start

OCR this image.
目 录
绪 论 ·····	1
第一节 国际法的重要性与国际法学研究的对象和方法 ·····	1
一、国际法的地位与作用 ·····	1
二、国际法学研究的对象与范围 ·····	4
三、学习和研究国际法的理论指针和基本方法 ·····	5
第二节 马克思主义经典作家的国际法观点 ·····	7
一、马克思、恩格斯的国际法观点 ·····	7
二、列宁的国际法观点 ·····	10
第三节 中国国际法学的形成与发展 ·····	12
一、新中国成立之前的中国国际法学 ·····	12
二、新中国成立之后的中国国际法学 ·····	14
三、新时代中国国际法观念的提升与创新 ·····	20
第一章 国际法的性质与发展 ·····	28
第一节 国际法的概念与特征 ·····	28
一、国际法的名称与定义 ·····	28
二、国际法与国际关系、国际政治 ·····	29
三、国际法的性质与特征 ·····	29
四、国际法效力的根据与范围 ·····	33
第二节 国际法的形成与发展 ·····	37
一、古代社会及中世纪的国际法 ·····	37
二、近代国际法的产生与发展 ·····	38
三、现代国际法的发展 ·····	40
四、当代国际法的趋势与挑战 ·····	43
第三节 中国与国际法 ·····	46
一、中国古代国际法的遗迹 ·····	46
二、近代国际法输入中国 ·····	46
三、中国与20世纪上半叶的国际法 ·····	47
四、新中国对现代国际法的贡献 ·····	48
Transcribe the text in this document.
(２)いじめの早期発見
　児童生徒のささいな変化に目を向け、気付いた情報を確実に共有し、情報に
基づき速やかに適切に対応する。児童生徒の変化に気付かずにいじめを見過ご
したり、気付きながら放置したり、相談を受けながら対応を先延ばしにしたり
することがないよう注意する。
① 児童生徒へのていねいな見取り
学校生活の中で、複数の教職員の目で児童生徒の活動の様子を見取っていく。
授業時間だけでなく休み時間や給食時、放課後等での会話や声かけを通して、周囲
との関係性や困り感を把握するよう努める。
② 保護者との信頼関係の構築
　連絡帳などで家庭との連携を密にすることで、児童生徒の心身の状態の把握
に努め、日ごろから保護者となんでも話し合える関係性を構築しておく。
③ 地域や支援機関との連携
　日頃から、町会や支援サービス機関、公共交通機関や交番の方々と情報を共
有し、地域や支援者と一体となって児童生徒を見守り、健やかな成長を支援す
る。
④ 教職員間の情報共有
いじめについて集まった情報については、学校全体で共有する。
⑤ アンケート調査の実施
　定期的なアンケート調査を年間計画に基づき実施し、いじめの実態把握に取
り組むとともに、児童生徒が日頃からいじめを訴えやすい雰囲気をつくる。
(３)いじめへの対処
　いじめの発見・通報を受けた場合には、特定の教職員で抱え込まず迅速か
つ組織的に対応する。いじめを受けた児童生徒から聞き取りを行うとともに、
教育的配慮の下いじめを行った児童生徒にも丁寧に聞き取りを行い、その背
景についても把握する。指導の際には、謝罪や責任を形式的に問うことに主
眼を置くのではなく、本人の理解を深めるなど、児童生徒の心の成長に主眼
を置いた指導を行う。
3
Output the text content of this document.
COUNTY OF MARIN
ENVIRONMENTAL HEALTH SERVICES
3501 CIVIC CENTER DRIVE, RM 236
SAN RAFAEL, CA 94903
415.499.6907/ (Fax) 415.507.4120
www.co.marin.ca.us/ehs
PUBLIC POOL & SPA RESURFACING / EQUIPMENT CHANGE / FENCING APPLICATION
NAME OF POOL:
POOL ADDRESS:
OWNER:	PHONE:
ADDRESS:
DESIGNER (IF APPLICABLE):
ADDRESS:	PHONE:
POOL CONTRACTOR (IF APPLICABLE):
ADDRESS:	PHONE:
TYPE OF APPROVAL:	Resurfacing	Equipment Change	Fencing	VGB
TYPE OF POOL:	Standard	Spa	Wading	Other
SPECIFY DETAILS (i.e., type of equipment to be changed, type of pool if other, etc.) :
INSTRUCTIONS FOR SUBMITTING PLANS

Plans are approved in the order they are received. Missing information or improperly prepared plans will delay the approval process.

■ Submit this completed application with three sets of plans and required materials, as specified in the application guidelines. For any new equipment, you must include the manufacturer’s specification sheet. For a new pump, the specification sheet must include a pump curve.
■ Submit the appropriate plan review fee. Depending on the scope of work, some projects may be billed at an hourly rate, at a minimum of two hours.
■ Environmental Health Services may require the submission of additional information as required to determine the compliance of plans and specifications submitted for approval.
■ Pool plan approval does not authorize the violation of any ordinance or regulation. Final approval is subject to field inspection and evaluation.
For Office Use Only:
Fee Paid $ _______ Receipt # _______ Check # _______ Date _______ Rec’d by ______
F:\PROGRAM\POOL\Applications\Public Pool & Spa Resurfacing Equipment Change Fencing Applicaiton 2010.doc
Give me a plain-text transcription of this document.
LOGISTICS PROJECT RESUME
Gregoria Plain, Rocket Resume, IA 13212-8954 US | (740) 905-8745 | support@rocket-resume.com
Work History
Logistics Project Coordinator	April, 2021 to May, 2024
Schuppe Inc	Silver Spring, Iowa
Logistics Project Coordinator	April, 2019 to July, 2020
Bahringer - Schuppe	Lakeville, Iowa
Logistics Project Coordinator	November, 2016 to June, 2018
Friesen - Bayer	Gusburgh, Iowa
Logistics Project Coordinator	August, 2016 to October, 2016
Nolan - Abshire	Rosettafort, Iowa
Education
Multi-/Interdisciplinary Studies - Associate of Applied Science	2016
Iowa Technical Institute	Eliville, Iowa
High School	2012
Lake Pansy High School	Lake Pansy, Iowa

end

### [Exercise]
Type out all of the material again, word for word.

### [Exercise answer]
OCR this image.
目 录
绪 论 ·····	1
第一节 国际法的重要性与国际法学研究的对象和方法 ·····	1
一、国际法的地位与作用 ·····	1
二、国际法学研究的对象与范围 ·····	4
三、学习和研究国际法的理论指针和基本方法 ·····	5
第二节 马克思主义经典作家的国际法观点 ·····	7
一、马克思、恩格斯的国际法观点 ·····	7
二、列宁的国际法观点 ·····	10
第三节 中国国际法学的形成与发展 ·····	12
一、新中国成立之前的中国国际法学 ·····	12
二、新中国成立之后的中国国际法学 ·····	14
三、新时代中国国际法观念的提升与创新 ·····	20
第一章 国际法的性质与发展 ·····	28
第一节 国际法的概念与特征 ·····	28
一、国际法的名称与定义 ·····	28
二、国际法与国际关系、国际政治 ·····	29
三、国际法的性质与特征 ·····	29
四、国际法效力的根据与范围 ·····	33
第二节 国际法的形成与发展 ·····	37
一、古代社会及中世纪的国际法 ·····	37
二、近代国际法的产生与发展 ·····	38
三、现代国际法的发展 ·····	40
四、当代国际法的趋势与挑战 ·····	43
第三节 中国与国际法 ·····	46
一、中国古代国际法的遗迹 ·····	46
二、近代国际法输入中国 ·····	46
三、中国与20世纪上半叶的国际法 ·····	47
四、新中国对现代国际法的贡献 ·····	48
Transcribe the text in this document.
(２)いじめの早期発見
　児童生徒のささいな変化に目を向け、気付いた情報を確実に共有し、情報に
基づき速やかに適切に対応する。児童生徒の変化に気付かずにいじめを見過ご
したり、気付きながら放置したり、相談を受けながら対応を先延ばしにしたり
することがないよう注意する。
① 児童生徒へのていねいな見取り
学校生活の中で、複数の教職員の目で児童生徒の活動の様子を見取っていく。
授業時間だけでなく休み時間や給食時、放課後等での会話や声かけを通して、周囲
との関係性や困り感を把握するよう努める。
② 保護者との信頼関係の構築
　連絡帳などで家庭との連携を密にすることで、児童生徒の心身の状態の把握
に努め、日ごろから保護者となんでも話し合える関係性を構築しておく。
③ 地域や支援機関との連携
　日頃から、町会や支援サービス機関、公共交通機関や交番の方々と情報を共
有し、地域や支援者と一体となって児童生徒を見守り、健やかな成長を支援す
る。
④ 教職員間の情報共有
いじめについて集まった情報については、学校全体で共有する。
⑤ アンケート調査の実施
　定期的なアンケート調査を年間計画に基づき実施し、いじめの実態把握に取
り組むとともに、児童生徒が日頃からいじめを訴えやすい雰囲気をつくる。
(３)いじめへの対処
　いじめの発見・通報を受けた場合には、特定の教職員で抱え込まず迅速か
つ組織的に対応する。いじめを受けた児童生徒から聞き取りを行うとともに、
教育的配慮の下いじめを行った児童生徒にも丁寧に聞き取りを行い、その背
景についても把握する。指導の際には、謝罪や責任を形式的に問うことに主
眼を置くのではなく、本人の理解を深めるなど、児童生徒の心の成長に主眼
を置いた指導を行う。
3
Output the text content of this document.
COUNTY OF MARIN
ENVIRONMENTAL HEALTH SERVICES
3501 CIVIC CENTER DRIVE, RM 236
SAN RAFAEL, CA 94903
415.499.6907/ (Fax) 415.507.4120
www.co.marin.ca.us/ehs
PUBLIC POOL & SPA RESURFACING / EQUIPMENT CHANGE / FENCING APPLICATION
NAME OF POOL:
POOL ADDRESS:
OWNER:	PHONE:
ADDRESS:
DESIGNER (IF APPLICABLE):
ADDRESS:	PHONE:
POOL CONTRACTOR (IF APPLICABLE):
ADDRESS:	PHONE:
TYPE OF APPROVAL:	Resurfacing	Equipment Change	Fencing	VGB
TYPE OF POOL:	Standard	Spa	Wading	Other
SPECIFY DETAILS (i.e., type of equipment to be changed, type of pool if other, etc.) :
INSTRUCTIONS FOR SUBMITTING PLANS

Plans are approved in the order they are received. Missing information or improperly prepared plans will delay the approval process.

■ Submit this completed application with three sets of plans and required materials, as specified in the application guidelines. For any new equipment, you must include the manufacturer’s specification sheet. For a new pump, the specification sheet must include a pump curve.
■ Submit the appropriate plan review fee. Depending on the scope of work, some projects may be billed at an hourly rate, at a minimum of two hours.
■ Environmental Health Services may require the submission of additional information as required to determine the compliance of plans and specifications submitted for approval.
■ Pool plan approval does not authorize the violation of any ordinance or regulation. Final approval is subject to field inspection and evaluation.
For Office Use Only:
Fee Paid $ _______ Receipt # _______ Check # _______ Date _______ Rec’d by ______
F:\PROGRAM\POOL\Applications\Public Pool & Spa Resurfacing Equipment Change Fencing Applicaiton 2010.doc
Give me a plain-text transcription of this document.
LOGISTICS PROJECT RESUME
Gregoria Plain, Rocket Resume, IA 13212-8954 US | (740) 905-8745 | support@rocket-resume.com
Work History
Logistics Project Coordinator	April, 2021 to May, 2024
Schuppe Inc	Silver Spring, Iowa
Logistics Project Coordinator	April, 2019 to July, 2020
Bahringer - Schuppe	Lakeville, Iowa
Logistics Project Coordinator	November, 2016 to June, 2018
Friesen - Bayer	Gusburgh, Iowa
Logistics Project Coordinator	August, 2016 to October, 2016
Nolan - Abshire	Rosettafort, Iowa
Education
Multi-/Interdisciplinary Studies - Associate of Applied Science	2016
Iowa Technical Institute	Eliville, Iowa
High School	2012
Lake Pansy High School	Lake Pansy, Iowa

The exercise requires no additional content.